[start]
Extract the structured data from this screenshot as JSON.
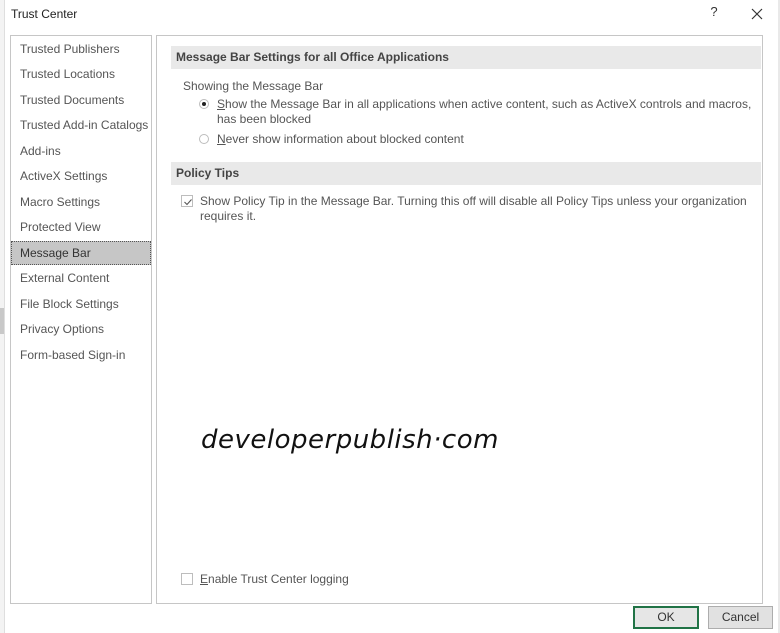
{
  "window": {
    "title": "Trust Center",
    "help_label": "?",
    "close_icon": "close-icon"
  },
  "sidebar": {
    "items": [
      {
        "label": "Trusted Publishers",
        "selected": false
      },
      {
        "label": "Trusted Locations",
        "selected": false
      },
      {
        "label": "Trusted Documents",
        "selected": false
      },
      {
        "label": "Trusted Add-in Catalogs",
        "selected": false
      },
      {
        "label": "Add-ins",
        "selected": false
      },
      {
        "label": "ActiveX Settings",
        "selected": false
      },
      {
        "label": "Macro Settings",
        "selected": false
      },
      {
        "label": "Protected View",
        "selected": false
      },
      {
        "label": "Message Bar",
        "selected": true
      },
      {
        "label": "External Content",
        "selected": false
      },
      {
        "label": "File Block Settings",
        "selected": false
      },
      {
        "label": "Privacy Options",
        "selected": false
      },
      {
        "label": "Form-based Sign-in",
        "selected": false
      }
    ]
  },
  "main": {
    "message_bar_section": {
      "header": "Message Bar Settings for all Office Applications",
      "group_label": "Showing the Message Bar",
      "options": [
        {
          "accel": "S",
          "rest": "how the Message Bar in all applications when active content, such as ActiveX controls and macros, has been blocked",
          "checked": true
        },
        {
          "accel": "N",
          "rest": "ever show information about blocked content",
          "checked": false
        }
      ]
    },
    "policy_tips_section": {
      "header": "Policy Tips",
      "checkbox": {
        "label": "Show Policy Tip in the Message Bar. Turning this off will disable all Policy Tips unless your organization requires it.",
        "checked": true
      }
    },
    "watermark": "developerpublish·com",
    "logging": {
      "accel": "E",
      "rest": "nable Trust Center logging",
      "checked": false
    }
  },
  "footer": {
    "ok_label": "OK",
    "cancel_label": "Cancel"
  },
  "colors": {
    "ok_border": "#217346",
    "selected_bg": "#c6c6c6",
    "section_header_bg": "#e9e9e9"
  }
}
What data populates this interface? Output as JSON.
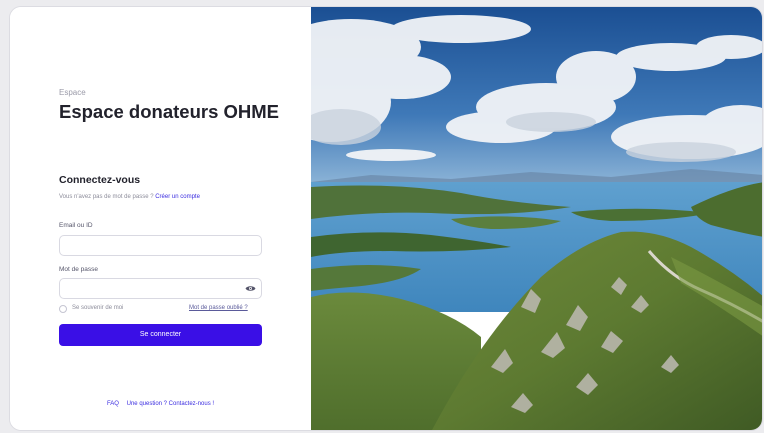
{
  "page": {
    "kicker": "Espace",
    "title": "Espace donateurs OHME"
  },
  "login": {
    "heading": "Connectez-vous",
    "no_account_text": "Vous n'avez pas de mot de passe ?",
    "create_account_link": "Créer un compte",
    "email_label": "Email ou ID",
    "email_value": "",
    "password_label": "Mot de passe",
    "password_value": "",
    "remember_label": "Se souvenir de moi",
    "remember_checked": false,
    "forgot_link": "Mot de passe oublié ?",
    "submit_label": "Se connecter"
  },
  "footer": {
    "faq": "FAQ",
    "contact": "Une question ? Contactez-nous !"
  },
  "colors": {
    "accent": "#3a0fe6",
    "link": "#3b2de0"
  },
  "icons": [
    "eye-icon"
  ]
}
[end]
● **Problem details**
Write out every line of the preceding listing that contains "blocked".

● **Written answer**
          "rest": "how the Message Bar in all applications when active content, such as ActiveX controls and macros, has been blocked",
          "rest": "ever show information about blocked content",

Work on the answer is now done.